Excerpts from a figure dataset:
*****

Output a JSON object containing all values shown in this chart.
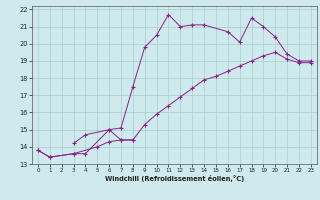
{
  "xlabel": "Windchill (Refroidissement éolien,°C)",
  "background_color": "#ceeaed",
  "line_color": "#882288",
  "xlim": [
    -0.5,
    23.5
  ],
  "ylim": [
    13,
    22.2
  ],
  "xticks": [
    0,
    1,
    2,
    3,
    4,
    5,
    6,
    7,
    8,
    9,
    10,
    11,
    12,
    13,
    14,
    15,
    16,
    17,
    18,
    19,
    20,
    21,
    22,
    23
  ],
  "yticks": [
    13,
    14,
    15,
    16,
    17,
    18,
    19,
    20,
    21,
    22
  ],
  "grid_color": "#aacccc",
  "line1_x": [
    0,
    1,
    3,
    4,
    6,
    7,
    8
  ],
  "line1_y": [
    13.8,
    13.4,
    13.6,
    13.6,
    15.0,
    14.4,
    14.4
  ],
  "line2_x": [
    3,
    4,
    6,
    7,
    8,
    9,
    10,
    11,
    12,
    13,
    14,
    16,
    17,
    18,
    19,
    20,
    21,
    22,
    23
  ],
  "line2_y": [
    14.2,
    14.7,
    15.0,
    15.1,
    17.5,
    19.8,
    20.5,
    21.7,
    21.0,
    21.1,
    21.1,
    20.7,
    20.1,
    21.5,
    21.0,
    20.4,
    19.4,
    19.0,
    19.0
  ],
  "line3_x": [
    0,
    1,
    3,
    5,
    6,
    7,
    8,
    9,
    10,
    11,
    12,
    13,
    14,
    15,
    16,
    17,
    18,
    19,
    20,
    21,
    22,
    23
  ],
  "line3_y": [
    13.8,
    13.4,
    13.6,
    14.0,
    14.3,
    14.4,
    14.4,
    15.3,
    15.9,
    16.4,
    16.9,
    17.4,
    17.9,
    18.1,
    18.4,
    18.7,
    19.0,
    19.3,
    19.5,
    19.1,
    18.9,
    18.9
  ]
}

*****

### [YOUR TASK]
Copy out the entries verbatim and leave the images out.

### [COMPLETED EXERCISE]
Output a JSON object containing all values shown in this chart.
{
  "xlabel": "Windchill (Refroidissement éolien,°C)",
  "background_color": "#ceeaed",
  "line_color": "#882288",
  "xlim": [
    -0.5,
    23.5
  ],
  "ylim": [
    13,
    22.2
  ],
  "xticks": [
    0,
    1,
    2,
    3,
    4,
    5,
    6,
    7,
    8,
    9,
    10,
    11,
    12,
    13,
    14,
    15,
    16,
    17,
    18,
    19,
    20,
    21,
    22,
    23
  ],
  "yticks": [
    13,
    14,
    15,
    16,
    17,
    18,
    19,
    20,
    21,
    22
  ],
  "grid_color": "#aacccc",
  "line1_x": [
    0,
    1,
    3,
    4,
    6,
    7,
    8
  ],
  "line1_y": [
    13.8,
    13.4,
    13.6,
    13.6,
    15.0,
    14.4,
    14.4
  ],
  "line2_x": [
    3,
    4,
    6,
    7,
    8,
    9,
    10,
    11,
    12,
    13,
    14,
    16,
    17,
    18,
    19,
    20,
    21,
    22,
    23
  ],
  "line2_y": [
    14.2,
    14.7,
    15.0,
    15.1,
    17.5,
    19.8,
    20.5,
    21.7,
    21.0,
    21.1,
    21.1,
    20.7,
    20.1,
    21.5,
    21.0,
    20.4,
    19.4,
    19.0,
    19.0
  ],
  "line3_x": [
    0,
    1,
    3,
    5,
    6,
    7,
    8,
    9,
    10,
    11,
    12,
    13,
    14,
    15,
    16,
    17,
    18,
    19,
    20,
    21,
    22,
    23
  ],
  "line3_y": [
    13.8,
    13.4,
    13.6,
    14.0,
    14.3,
    14.4,
    14.4,
    15.3,
    15.9,
    16.4,
    16.9,
    17.4,
    17.9,
    18.1,
    18.4,
    18.7,
    19.0,
    19.3,
    19.5,
    19.1,
    18.9,
    18.9
  ]
}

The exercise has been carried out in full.